DIRECTIONS: Count every line where "えっ本当に大江は贅罪だったんスか" occurs. Give the total alone.

DATA SUPPLIED:
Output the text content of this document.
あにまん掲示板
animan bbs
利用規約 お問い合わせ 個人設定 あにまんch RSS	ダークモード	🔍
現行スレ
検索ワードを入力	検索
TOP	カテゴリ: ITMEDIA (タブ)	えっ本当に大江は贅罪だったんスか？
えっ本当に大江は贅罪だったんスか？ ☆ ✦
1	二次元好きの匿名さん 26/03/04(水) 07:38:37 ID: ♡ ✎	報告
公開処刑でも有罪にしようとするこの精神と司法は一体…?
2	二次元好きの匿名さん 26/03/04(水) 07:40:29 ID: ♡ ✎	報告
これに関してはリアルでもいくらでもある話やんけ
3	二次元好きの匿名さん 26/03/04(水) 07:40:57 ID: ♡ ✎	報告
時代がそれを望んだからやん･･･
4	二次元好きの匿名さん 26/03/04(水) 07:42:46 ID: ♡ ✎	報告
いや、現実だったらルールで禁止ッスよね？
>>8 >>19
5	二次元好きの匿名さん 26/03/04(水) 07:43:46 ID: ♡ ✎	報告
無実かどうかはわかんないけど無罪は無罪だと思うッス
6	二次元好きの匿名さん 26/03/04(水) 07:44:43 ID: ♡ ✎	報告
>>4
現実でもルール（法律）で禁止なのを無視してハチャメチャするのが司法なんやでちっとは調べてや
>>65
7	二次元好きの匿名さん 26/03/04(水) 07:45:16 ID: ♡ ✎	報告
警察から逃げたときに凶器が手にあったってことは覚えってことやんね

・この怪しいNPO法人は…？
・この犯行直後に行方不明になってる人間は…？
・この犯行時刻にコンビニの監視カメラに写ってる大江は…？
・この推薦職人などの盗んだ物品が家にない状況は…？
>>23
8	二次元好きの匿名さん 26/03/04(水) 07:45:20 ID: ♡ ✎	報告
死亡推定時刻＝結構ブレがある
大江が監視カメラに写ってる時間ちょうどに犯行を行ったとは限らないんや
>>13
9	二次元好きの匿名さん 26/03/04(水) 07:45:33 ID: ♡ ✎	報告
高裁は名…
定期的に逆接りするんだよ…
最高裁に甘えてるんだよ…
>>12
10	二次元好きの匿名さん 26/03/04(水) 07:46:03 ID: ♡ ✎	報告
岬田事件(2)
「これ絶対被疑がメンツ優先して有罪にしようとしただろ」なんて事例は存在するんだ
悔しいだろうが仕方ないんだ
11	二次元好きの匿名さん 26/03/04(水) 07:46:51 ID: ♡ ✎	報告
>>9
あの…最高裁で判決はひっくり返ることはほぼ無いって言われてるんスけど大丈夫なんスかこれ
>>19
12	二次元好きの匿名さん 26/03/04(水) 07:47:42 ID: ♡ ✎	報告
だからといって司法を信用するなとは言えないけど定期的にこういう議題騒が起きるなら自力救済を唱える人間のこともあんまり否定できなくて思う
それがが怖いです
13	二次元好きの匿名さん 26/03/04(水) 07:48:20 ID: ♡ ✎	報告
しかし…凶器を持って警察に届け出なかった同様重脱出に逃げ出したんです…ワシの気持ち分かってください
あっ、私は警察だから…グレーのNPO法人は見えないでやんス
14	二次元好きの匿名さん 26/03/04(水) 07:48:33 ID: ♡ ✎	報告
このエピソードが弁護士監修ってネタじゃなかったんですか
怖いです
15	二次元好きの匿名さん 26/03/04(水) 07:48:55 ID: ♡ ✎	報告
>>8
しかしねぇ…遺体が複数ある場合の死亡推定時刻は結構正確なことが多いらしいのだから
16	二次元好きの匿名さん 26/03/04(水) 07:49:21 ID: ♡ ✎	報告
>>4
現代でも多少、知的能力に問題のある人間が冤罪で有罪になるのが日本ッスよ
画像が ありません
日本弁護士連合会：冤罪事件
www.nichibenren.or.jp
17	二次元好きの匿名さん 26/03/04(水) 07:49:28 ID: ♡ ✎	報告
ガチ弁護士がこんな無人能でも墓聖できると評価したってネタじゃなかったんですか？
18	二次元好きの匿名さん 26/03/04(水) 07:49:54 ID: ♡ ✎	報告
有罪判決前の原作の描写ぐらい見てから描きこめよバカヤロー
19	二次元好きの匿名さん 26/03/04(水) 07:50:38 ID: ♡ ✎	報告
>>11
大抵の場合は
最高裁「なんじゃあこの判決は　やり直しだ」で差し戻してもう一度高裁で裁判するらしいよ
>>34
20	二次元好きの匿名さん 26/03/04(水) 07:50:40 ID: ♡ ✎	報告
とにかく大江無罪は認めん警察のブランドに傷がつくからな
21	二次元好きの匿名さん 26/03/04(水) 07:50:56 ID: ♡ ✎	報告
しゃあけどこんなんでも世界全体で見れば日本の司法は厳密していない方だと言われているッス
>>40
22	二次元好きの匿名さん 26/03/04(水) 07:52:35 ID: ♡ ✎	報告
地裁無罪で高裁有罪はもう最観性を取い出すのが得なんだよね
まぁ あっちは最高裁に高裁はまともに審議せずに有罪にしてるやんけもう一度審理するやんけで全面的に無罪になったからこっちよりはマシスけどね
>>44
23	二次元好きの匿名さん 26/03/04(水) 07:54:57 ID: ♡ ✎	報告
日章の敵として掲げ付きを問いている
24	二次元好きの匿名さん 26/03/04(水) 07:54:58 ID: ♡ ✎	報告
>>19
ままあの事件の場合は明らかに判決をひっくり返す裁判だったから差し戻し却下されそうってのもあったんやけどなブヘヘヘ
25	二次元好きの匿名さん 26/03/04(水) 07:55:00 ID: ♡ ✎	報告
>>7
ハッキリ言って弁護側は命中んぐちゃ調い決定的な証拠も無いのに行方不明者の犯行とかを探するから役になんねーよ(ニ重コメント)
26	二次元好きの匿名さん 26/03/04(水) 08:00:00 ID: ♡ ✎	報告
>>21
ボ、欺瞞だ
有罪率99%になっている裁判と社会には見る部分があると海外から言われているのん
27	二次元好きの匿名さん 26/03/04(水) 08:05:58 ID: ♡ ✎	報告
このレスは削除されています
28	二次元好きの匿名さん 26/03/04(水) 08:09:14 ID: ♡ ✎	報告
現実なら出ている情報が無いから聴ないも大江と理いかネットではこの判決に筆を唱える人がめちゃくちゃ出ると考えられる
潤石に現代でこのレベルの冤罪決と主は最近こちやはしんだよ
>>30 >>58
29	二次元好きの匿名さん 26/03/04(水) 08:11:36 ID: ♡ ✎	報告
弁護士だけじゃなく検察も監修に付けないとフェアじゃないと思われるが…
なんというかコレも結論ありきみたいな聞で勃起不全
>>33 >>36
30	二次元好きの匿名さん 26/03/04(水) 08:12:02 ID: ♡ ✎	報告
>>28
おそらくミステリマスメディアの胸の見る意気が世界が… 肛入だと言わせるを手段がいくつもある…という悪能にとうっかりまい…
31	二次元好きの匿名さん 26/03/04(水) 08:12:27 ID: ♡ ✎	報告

SOLUTION FOR THIS TASK: 2